• DATASET ENTRIES:
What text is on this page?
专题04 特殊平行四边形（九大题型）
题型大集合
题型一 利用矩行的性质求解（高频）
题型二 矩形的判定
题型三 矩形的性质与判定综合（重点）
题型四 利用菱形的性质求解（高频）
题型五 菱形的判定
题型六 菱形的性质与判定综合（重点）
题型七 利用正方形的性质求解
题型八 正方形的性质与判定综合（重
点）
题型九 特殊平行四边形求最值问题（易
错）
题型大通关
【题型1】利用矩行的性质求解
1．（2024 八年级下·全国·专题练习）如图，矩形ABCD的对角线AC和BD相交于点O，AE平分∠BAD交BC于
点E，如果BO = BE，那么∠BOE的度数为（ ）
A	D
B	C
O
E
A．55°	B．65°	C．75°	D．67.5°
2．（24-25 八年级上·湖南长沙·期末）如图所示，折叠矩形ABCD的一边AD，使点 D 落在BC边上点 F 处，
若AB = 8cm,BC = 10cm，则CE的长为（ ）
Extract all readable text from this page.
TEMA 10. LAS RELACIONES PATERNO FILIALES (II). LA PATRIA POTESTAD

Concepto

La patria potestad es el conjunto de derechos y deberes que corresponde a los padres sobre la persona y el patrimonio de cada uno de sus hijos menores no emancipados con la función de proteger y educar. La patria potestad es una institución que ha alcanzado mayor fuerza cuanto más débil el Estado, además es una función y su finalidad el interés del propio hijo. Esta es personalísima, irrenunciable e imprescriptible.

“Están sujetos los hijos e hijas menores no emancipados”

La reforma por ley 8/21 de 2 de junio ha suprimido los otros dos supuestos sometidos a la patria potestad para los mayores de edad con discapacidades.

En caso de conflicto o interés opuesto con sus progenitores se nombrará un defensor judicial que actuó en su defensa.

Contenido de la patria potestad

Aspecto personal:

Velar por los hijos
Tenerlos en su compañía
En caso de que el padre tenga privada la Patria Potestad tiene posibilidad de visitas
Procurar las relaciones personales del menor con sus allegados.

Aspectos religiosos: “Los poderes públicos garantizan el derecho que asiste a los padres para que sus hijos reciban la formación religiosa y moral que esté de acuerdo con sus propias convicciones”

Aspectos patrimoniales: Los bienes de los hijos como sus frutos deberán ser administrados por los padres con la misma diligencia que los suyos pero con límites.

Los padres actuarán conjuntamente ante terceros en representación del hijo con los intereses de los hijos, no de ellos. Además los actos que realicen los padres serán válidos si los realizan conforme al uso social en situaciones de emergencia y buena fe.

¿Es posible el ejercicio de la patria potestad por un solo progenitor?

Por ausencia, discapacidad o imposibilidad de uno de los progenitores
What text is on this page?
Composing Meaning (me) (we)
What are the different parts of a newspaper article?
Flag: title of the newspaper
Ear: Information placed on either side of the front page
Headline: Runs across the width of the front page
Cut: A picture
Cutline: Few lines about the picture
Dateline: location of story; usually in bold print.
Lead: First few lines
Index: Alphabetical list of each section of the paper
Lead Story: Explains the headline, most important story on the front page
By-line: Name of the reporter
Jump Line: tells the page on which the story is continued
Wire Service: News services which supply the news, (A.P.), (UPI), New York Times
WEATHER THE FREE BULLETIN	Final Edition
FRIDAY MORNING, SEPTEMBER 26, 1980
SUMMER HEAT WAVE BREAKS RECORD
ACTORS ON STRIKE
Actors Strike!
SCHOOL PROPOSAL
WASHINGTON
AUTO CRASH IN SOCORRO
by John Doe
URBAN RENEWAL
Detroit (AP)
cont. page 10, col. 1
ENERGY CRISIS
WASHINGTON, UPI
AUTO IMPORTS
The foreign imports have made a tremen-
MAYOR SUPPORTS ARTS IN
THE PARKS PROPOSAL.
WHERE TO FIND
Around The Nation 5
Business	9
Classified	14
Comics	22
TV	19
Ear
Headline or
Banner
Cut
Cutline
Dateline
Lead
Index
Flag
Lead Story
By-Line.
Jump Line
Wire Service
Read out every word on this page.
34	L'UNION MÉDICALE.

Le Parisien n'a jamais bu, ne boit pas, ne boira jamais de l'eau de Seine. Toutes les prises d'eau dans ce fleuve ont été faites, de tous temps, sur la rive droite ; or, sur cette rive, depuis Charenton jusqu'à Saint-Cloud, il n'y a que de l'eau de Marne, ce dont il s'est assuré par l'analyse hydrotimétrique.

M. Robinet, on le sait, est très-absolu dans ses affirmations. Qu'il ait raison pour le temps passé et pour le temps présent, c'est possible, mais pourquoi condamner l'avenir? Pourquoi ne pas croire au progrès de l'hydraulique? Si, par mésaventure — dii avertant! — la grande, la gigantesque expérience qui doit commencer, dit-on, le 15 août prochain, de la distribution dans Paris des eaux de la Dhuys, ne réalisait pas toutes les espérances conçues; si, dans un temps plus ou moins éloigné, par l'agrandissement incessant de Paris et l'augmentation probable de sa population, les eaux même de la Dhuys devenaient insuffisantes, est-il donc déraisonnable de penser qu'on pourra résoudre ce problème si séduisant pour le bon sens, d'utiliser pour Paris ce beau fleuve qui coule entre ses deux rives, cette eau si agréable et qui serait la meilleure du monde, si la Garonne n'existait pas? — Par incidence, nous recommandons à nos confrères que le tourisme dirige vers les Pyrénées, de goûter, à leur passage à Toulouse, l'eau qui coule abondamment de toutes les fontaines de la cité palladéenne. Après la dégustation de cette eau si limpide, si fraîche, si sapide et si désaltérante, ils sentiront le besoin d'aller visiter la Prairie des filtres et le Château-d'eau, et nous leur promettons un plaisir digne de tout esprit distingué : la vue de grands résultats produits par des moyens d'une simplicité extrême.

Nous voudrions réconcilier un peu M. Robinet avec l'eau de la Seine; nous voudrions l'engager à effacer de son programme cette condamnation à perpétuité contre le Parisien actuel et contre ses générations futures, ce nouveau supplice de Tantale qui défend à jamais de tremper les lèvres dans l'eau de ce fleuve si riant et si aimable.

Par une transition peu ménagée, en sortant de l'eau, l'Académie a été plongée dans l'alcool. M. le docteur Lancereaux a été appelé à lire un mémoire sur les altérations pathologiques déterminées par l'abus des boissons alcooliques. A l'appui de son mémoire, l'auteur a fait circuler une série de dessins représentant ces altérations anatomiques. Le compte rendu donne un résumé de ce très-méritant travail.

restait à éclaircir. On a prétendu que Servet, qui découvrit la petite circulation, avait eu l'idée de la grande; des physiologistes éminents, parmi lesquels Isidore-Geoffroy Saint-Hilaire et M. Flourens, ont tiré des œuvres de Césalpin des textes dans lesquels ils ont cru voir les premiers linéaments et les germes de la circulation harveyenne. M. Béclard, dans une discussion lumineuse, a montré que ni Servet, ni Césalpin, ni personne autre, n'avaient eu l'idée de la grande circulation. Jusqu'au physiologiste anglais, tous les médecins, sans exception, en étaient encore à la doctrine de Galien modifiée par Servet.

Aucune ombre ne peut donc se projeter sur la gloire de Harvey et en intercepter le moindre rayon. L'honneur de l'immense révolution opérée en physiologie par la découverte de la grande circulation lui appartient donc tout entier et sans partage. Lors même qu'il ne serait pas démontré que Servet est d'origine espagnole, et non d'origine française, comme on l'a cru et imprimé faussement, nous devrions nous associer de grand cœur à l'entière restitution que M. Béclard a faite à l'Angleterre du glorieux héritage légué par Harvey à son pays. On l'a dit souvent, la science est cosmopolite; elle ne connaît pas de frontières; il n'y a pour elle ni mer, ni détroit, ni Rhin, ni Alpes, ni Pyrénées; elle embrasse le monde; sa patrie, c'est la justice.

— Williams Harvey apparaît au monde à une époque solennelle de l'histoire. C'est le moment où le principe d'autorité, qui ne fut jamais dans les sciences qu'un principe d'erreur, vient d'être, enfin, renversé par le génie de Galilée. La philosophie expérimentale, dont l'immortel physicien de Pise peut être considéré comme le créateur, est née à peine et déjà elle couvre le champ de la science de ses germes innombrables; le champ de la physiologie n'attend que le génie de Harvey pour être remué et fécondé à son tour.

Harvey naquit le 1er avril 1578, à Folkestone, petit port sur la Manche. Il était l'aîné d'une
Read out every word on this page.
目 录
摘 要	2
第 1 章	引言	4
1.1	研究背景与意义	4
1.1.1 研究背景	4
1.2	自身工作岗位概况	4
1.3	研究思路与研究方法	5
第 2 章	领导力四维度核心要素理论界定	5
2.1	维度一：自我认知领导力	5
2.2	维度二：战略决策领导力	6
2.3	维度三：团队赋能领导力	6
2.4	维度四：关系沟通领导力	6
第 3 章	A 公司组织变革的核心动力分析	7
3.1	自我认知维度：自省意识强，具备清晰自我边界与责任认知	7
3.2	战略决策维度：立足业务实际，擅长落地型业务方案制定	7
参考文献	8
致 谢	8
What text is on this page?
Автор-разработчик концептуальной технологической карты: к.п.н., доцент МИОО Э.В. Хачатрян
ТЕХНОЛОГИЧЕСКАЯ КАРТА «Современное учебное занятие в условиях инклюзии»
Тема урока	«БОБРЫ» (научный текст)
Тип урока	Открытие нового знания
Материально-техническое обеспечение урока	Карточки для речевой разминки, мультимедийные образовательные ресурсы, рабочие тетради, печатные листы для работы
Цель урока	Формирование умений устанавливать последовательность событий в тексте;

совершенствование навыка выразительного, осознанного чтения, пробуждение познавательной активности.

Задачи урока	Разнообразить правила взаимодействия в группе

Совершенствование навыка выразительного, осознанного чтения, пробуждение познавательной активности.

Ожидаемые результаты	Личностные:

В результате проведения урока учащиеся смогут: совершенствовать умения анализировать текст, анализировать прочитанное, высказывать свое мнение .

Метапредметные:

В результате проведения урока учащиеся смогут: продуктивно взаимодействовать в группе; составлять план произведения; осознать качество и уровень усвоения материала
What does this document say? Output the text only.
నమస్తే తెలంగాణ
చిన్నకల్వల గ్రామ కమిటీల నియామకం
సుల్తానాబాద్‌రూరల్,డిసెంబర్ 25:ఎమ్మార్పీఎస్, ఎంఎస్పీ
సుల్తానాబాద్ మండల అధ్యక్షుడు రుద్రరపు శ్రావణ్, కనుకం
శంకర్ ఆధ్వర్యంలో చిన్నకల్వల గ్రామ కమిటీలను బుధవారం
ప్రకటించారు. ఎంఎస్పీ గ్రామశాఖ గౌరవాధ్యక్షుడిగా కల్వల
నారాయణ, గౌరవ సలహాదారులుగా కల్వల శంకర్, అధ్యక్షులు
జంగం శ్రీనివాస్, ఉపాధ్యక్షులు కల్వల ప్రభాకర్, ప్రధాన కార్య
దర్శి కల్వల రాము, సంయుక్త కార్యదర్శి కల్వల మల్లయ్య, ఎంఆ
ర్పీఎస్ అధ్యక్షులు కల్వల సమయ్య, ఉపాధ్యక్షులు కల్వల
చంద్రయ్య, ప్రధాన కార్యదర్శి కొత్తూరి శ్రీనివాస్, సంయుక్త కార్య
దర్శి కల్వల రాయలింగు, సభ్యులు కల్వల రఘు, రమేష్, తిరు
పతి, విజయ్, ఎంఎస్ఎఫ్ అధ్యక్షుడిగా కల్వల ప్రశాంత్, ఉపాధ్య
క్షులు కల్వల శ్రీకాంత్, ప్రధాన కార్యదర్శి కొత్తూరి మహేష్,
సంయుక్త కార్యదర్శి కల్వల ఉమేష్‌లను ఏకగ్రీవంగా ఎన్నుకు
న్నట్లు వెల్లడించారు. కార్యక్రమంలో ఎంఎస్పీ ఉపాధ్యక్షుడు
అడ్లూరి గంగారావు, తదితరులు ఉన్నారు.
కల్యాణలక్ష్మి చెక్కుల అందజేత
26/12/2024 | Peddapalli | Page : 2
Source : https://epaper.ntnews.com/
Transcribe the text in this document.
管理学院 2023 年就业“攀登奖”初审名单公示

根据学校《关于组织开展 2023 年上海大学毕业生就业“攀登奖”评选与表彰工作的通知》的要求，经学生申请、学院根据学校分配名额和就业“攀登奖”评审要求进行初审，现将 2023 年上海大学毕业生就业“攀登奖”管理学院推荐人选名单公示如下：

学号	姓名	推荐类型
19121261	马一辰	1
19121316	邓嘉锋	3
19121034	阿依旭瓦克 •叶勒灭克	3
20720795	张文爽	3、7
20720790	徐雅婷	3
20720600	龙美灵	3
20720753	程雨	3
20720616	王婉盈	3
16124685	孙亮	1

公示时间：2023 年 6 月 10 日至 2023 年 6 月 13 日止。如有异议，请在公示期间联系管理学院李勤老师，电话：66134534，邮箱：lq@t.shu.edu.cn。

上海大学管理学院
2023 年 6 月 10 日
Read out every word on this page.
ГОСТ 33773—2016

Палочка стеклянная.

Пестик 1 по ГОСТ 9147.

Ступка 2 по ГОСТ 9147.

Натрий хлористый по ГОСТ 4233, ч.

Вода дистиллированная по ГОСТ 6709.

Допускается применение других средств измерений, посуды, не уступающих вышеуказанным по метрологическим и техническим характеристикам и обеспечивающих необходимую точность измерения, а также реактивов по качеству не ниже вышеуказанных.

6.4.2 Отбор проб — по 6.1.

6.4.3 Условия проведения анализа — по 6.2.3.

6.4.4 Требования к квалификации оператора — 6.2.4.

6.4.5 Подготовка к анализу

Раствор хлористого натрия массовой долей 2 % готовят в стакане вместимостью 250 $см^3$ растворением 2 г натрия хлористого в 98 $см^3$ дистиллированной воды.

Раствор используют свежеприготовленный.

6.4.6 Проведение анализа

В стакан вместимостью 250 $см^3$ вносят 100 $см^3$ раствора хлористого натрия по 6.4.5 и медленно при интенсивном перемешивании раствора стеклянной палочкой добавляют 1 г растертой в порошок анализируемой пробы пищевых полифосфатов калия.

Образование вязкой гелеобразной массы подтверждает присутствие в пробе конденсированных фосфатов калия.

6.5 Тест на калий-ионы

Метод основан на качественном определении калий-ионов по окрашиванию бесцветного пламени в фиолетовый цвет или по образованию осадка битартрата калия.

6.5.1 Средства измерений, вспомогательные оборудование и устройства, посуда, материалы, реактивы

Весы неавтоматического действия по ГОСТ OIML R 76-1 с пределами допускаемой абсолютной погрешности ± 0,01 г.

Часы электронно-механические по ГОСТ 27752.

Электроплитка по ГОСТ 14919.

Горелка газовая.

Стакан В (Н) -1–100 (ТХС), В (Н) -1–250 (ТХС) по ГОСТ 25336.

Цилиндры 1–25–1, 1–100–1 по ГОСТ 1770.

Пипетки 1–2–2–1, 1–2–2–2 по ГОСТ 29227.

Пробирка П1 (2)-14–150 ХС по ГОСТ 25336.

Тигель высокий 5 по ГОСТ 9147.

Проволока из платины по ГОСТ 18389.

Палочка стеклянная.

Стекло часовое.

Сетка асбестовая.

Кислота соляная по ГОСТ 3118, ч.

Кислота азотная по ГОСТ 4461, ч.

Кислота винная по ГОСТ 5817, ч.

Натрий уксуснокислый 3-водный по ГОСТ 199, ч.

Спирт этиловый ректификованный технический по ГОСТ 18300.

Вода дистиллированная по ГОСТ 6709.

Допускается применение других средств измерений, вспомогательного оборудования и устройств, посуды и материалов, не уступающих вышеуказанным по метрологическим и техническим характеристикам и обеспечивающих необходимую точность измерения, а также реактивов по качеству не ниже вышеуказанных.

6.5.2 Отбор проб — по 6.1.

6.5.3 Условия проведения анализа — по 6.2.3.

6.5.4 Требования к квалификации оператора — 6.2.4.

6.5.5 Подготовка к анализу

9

• PROBLEM STATEMENT:
Report how many lines above hold the string "анализу", giving nothing but the number.

• ANSWER TO THIS EXERCISE:
2